* [Problem details] Look through the data below. Collect every line where the word "nfrom" occurs.

* [Data entries]
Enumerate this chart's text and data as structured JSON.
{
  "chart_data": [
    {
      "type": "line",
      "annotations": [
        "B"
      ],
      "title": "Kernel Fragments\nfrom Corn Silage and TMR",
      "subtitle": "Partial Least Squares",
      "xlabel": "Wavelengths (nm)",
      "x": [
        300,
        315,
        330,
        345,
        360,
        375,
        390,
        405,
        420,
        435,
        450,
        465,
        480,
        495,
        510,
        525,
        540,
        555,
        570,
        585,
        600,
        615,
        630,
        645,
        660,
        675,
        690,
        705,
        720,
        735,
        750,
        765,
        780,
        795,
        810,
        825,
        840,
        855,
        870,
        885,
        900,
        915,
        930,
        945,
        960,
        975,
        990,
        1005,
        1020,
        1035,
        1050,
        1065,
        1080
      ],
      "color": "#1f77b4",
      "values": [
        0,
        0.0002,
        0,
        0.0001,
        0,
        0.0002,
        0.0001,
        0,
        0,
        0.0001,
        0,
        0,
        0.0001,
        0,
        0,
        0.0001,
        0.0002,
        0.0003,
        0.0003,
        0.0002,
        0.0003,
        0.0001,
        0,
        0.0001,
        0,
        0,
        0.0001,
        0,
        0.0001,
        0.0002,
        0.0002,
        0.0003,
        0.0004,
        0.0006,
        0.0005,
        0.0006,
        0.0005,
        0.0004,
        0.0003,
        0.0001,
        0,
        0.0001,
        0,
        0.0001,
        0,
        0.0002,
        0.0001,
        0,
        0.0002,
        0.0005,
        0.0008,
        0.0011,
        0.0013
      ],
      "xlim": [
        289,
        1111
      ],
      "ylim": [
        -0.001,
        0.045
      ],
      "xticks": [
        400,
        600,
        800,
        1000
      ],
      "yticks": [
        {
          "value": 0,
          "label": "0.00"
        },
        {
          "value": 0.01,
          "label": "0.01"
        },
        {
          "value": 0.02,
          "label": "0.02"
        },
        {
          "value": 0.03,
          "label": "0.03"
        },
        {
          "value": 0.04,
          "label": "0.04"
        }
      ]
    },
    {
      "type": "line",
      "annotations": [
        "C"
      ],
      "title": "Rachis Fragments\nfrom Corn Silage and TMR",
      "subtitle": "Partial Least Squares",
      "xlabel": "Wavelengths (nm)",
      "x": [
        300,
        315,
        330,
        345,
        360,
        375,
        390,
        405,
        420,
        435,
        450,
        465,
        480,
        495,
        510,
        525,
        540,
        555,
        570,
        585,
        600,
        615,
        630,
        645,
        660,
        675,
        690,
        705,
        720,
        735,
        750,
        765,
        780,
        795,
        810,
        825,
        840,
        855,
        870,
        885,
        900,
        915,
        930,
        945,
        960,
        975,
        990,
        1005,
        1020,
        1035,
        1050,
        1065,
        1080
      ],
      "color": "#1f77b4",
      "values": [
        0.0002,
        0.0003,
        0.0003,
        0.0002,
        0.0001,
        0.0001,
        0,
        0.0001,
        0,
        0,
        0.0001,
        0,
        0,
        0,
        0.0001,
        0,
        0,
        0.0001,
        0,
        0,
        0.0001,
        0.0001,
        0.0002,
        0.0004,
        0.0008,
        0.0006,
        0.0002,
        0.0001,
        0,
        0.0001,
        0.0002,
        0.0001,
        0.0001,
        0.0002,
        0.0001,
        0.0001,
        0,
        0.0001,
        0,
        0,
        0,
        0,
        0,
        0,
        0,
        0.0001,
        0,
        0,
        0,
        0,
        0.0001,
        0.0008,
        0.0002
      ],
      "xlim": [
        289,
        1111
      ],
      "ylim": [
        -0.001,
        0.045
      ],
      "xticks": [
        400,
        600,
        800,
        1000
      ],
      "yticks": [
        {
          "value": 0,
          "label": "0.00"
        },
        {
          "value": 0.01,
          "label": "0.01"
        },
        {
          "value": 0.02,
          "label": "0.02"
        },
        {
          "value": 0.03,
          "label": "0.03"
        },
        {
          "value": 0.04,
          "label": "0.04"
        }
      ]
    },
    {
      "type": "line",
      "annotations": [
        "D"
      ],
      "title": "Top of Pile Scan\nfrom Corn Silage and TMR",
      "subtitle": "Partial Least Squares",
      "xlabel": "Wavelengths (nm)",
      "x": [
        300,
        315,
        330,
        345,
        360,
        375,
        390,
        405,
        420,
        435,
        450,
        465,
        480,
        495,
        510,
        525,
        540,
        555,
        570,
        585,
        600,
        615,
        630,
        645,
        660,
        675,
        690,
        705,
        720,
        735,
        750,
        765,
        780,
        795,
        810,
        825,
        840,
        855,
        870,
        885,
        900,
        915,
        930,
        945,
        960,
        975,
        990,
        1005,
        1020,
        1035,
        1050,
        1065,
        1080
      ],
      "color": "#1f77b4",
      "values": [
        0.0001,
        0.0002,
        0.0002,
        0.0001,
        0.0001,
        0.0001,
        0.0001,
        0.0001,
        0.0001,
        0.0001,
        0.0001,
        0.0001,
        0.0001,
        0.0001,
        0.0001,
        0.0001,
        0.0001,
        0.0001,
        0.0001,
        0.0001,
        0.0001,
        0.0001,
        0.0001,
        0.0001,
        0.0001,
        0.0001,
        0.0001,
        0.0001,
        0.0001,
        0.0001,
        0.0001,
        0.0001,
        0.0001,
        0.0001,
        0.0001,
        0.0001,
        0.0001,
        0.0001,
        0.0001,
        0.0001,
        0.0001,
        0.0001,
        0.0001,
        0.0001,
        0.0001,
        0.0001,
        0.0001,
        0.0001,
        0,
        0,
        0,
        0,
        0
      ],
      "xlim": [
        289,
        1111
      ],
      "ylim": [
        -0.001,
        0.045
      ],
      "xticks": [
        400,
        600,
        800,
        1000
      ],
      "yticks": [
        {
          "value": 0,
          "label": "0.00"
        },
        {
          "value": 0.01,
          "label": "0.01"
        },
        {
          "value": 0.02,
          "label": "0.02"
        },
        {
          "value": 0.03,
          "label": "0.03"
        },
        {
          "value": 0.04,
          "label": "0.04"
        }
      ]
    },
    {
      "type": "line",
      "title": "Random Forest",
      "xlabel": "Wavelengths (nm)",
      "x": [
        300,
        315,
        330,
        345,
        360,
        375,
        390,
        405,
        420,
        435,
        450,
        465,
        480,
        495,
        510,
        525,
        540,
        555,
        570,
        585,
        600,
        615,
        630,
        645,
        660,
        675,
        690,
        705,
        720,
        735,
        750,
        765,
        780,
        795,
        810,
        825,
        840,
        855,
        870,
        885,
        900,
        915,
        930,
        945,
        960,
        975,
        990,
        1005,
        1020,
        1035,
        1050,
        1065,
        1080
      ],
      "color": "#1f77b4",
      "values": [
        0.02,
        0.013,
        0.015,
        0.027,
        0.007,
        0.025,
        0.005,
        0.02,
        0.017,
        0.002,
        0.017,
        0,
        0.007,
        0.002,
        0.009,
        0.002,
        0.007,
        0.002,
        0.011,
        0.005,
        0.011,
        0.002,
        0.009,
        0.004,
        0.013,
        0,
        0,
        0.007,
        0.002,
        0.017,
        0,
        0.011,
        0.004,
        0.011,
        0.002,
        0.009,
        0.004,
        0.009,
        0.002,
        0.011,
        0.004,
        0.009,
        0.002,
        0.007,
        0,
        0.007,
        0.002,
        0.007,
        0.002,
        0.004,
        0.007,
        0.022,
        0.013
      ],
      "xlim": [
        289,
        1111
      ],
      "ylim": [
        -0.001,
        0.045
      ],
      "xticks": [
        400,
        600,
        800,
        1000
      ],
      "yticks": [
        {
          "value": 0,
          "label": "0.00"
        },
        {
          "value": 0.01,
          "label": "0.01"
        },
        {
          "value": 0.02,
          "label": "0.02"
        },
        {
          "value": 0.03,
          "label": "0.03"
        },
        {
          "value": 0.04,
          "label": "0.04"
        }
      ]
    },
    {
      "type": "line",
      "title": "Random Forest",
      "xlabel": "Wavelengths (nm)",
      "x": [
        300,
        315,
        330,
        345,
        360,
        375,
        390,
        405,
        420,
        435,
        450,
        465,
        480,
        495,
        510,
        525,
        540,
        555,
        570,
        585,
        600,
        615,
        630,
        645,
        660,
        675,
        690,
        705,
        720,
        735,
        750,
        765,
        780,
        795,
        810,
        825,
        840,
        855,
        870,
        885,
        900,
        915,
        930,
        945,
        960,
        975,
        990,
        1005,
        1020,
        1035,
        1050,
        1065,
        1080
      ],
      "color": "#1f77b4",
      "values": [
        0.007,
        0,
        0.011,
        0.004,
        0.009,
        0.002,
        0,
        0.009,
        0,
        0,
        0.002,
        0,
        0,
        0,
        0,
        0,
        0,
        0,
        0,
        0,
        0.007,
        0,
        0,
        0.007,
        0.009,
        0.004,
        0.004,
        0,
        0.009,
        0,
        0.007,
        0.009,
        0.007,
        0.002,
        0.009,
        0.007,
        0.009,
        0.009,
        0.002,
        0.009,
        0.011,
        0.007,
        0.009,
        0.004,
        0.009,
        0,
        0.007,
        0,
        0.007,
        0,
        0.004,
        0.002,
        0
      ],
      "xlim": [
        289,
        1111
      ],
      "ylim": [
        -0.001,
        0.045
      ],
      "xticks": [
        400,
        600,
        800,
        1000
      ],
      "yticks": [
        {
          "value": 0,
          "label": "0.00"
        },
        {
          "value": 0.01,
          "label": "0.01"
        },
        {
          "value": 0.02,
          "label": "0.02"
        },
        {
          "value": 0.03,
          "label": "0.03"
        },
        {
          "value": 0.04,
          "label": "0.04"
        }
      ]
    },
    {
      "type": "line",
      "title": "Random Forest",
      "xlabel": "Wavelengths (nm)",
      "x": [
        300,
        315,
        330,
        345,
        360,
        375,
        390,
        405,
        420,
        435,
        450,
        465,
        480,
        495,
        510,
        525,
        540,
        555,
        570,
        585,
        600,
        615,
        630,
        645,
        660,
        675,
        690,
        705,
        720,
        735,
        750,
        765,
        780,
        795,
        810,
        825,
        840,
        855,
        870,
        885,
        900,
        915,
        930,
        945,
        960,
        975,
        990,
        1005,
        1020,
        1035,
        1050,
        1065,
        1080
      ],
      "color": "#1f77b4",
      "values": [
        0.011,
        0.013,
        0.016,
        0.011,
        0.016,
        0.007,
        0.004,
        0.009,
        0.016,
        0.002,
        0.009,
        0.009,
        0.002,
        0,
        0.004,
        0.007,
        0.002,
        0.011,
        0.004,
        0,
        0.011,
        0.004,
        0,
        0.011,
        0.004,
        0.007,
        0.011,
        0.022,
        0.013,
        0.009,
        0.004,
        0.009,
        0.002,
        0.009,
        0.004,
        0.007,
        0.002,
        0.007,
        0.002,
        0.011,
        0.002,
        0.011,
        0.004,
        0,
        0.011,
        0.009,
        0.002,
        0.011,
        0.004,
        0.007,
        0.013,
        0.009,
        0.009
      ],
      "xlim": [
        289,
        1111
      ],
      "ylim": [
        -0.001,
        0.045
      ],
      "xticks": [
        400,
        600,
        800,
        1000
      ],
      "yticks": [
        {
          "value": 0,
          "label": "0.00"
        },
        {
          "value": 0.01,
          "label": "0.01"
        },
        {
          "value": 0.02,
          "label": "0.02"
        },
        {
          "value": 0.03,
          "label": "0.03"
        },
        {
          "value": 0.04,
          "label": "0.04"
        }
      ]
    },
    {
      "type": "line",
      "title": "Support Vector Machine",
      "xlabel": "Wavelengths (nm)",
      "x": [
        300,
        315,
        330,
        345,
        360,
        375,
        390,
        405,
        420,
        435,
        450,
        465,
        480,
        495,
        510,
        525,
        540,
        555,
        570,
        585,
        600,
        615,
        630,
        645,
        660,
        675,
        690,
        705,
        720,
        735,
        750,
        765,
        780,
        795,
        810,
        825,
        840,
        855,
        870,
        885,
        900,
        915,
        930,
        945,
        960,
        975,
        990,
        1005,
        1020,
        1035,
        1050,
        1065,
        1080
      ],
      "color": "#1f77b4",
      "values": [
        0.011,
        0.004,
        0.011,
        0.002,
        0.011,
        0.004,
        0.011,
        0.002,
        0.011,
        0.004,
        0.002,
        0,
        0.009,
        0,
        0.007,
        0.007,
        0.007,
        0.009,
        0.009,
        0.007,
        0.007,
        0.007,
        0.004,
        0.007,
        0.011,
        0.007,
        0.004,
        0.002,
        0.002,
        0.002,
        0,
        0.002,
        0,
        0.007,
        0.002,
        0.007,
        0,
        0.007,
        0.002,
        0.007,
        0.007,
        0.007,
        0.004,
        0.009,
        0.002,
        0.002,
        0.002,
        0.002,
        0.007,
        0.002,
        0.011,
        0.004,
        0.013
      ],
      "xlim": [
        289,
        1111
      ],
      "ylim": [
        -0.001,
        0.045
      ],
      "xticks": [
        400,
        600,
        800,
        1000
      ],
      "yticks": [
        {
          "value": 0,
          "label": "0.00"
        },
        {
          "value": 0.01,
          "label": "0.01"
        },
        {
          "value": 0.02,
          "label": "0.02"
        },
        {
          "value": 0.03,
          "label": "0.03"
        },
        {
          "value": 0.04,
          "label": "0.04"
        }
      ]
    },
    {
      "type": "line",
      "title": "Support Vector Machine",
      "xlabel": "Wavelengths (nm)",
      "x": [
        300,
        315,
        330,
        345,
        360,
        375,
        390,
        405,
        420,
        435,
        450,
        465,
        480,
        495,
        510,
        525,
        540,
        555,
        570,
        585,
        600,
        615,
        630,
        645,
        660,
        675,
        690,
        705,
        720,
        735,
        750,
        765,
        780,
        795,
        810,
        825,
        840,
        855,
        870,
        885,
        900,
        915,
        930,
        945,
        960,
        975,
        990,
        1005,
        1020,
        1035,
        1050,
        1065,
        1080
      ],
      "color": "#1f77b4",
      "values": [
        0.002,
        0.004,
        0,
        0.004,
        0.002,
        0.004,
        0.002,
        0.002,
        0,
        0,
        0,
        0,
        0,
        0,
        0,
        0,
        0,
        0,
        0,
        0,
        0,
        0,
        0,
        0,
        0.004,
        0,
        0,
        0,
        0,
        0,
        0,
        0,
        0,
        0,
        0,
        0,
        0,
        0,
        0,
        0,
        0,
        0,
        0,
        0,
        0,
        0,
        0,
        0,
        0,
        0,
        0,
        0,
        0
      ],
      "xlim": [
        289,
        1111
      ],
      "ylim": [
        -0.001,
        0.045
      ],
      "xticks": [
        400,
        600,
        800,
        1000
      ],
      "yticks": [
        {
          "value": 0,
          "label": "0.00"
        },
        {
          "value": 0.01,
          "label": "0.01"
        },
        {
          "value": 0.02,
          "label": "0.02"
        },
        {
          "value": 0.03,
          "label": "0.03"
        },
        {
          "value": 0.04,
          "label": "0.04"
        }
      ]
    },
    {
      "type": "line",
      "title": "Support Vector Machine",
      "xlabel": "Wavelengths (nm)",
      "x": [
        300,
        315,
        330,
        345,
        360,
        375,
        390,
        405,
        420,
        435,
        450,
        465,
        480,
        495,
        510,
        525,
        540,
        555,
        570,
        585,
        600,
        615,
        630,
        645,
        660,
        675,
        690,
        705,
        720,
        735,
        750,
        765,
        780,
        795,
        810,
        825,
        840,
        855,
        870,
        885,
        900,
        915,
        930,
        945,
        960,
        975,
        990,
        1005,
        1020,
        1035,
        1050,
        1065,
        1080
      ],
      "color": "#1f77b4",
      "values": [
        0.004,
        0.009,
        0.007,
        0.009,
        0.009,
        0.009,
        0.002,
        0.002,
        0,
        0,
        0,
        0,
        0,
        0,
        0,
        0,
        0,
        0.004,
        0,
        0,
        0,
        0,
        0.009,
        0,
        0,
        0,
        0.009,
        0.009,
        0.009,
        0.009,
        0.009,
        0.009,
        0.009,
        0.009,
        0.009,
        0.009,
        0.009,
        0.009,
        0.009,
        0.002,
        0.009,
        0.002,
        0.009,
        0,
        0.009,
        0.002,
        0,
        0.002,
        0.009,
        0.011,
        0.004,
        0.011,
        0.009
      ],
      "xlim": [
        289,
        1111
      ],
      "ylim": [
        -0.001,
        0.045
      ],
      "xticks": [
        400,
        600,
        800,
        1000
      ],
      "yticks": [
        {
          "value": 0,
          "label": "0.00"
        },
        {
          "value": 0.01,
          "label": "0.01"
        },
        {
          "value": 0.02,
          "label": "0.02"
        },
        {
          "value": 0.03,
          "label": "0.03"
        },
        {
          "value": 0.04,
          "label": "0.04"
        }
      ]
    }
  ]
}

* [Full solution]
      "title": "Kernel Fragments\nfrom Corn Silage and TMR",
      "title": "Rachis Fragments\nfrom Corn Silage and TMR",
      "title": "Top of Pile Scan\nfrom Corn Silage and TMR",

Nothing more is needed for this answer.